• What to work on
Can you pull out each line of the data below that includes the word "nobis"?

• Records supplied
•••••
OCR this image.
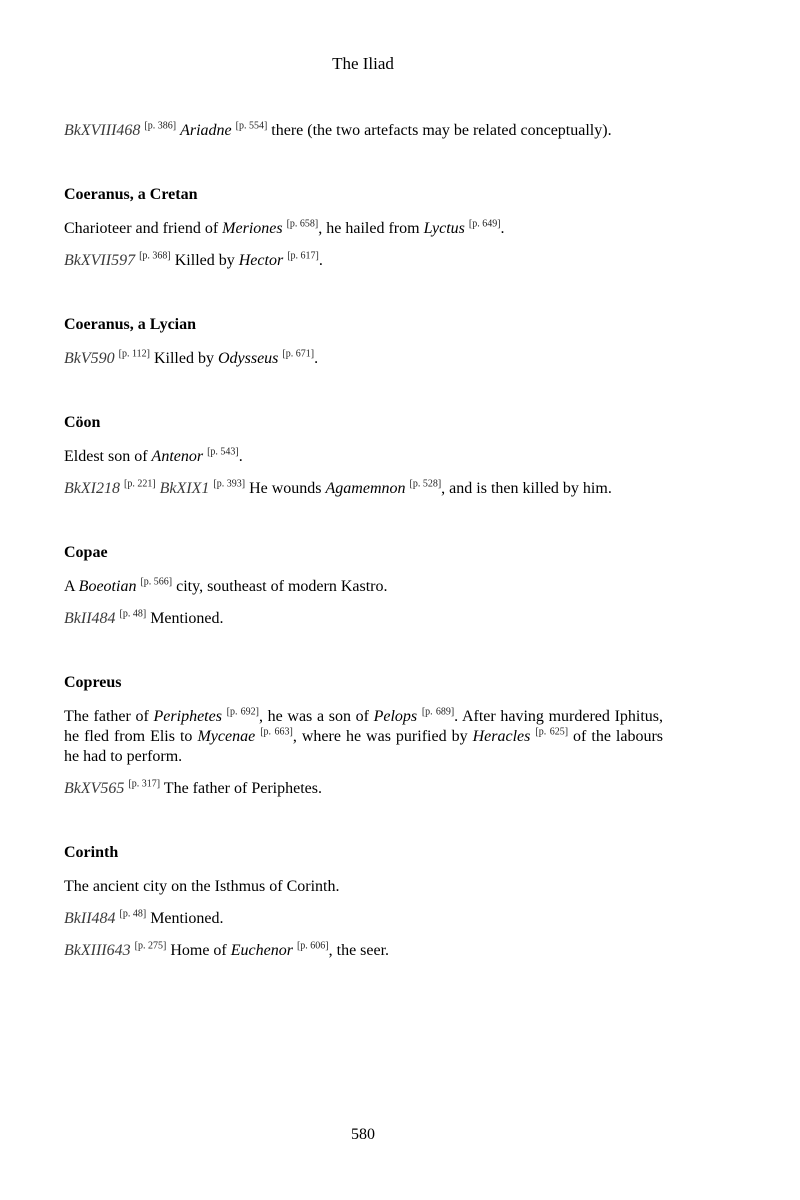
The Iliad

BkXVIII468 [p. 386] Ariadne [p. 554] there (the two artefacts may be related conceptually).

Coeranus, a Cretan

Charioteer and friend of Meriones [p. 658], he hailed from Lyctus [p. 649].

BkXVII597 [p. 368] Killed by Hector [p. 617].

Coeranus, a Lycian

BkV590 [p. 112] Killed by Odysseus [p. 671].

Cöon

Eldest son of Antenor [p. 543].

BkXI218 [p. 221] BkXIX1 [p. 393] He wounds Agamemnon [p. 528], and is then killed by him.

Copae

A Boeotian [p. 566] city, southeast of modern Kastro.

BkII484 [p. 48] Mentioned.

Copreus

The father of Periphetes [p. 692], he was a son of Pelops [p. 689]. After having murdered Iphitus, he fled from Elis to Mycenae [p. 663], where he was purified by Heracles [p. 625] of the labours he had to perform.

BkXV565 [p. 317] The father of Periphetes.

Corinth

The ancient city on the Isthmus of Corinth.

BkII484 [p. 48] Mentioned.

BkXIII643 [p. 275] Home of Euchenor [p. 606], the seer.

580
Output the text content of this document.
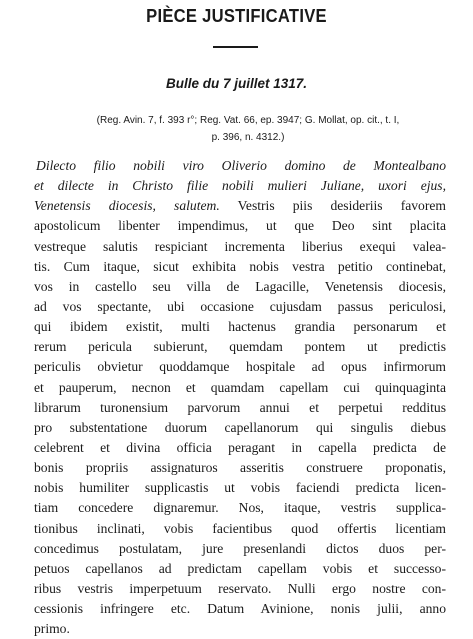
PIÈCE JUSTIFICATIVE
Bulle du 7 juillet 1317.
(Reg. Avin. 7, f. 393 r°; Reg. Vat. 66, ep. 3947; G. Mollat, op. cit., t. I,
p. 396, n. 4312.)
Dilecto filio nobili viro Oliverio domino de Montealbano
et dilecte in Christo filie nobili mulieri Juliane, uxori ejus,
Venetensis diocesis, salutem. Vestris piis desideriis favorem
apostolicum libenter impendimus, ut que Deo sint placita
vestreque salutis respiciant incrementa liberius exequi valea-
tis. Cum itaque, sicut exhibita nobis vestra petitio continebat,
vos in castello seu villa de Lagacille, Venetensis diocesis,
ad vos spectante, ubi occasione cujusdam passus periculosi,
qui ibidem existit, multi hactenus grandia personarum et
rerum pericula subierunt, quemdam pontem ut predictis
periculis obvietur quoddamque hospitale ad opus infirmorum
et pauperum, necnon et quamdam capellam cui quinquaginta
librarum turonensium parvorum annui et perpetui redditus
pro substentatione duorum capellanorum qui singulis diebus
celebrent et divina officia peragant in capella predicta de
bonis propriis assignaturos asseritis construere proponatis,
nobis humiliter supplicastis ut vobis faciendi predicta licen-
tiam concedere dignaremur. Nos, itaque, vestris supplica-
tionibus inclinati, vobis facientibus quod offertis licentiam
concedimus postulatam, jure presenlandi dictos duos per-
petuos capellanos ad predictam capellam vobis et successo-
ribus vestris imperpetuum reservato. Nulli ergo nostre con-
cessionis infringere etc. Datum Avinione, nonis julii, anno
primo.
•••••
• Output of the task
tis. Cum itaque, sicut exhibita nobis vestra petitio continebat,
nobis humiliter supplicastis ut vobis faciendi predicta licen-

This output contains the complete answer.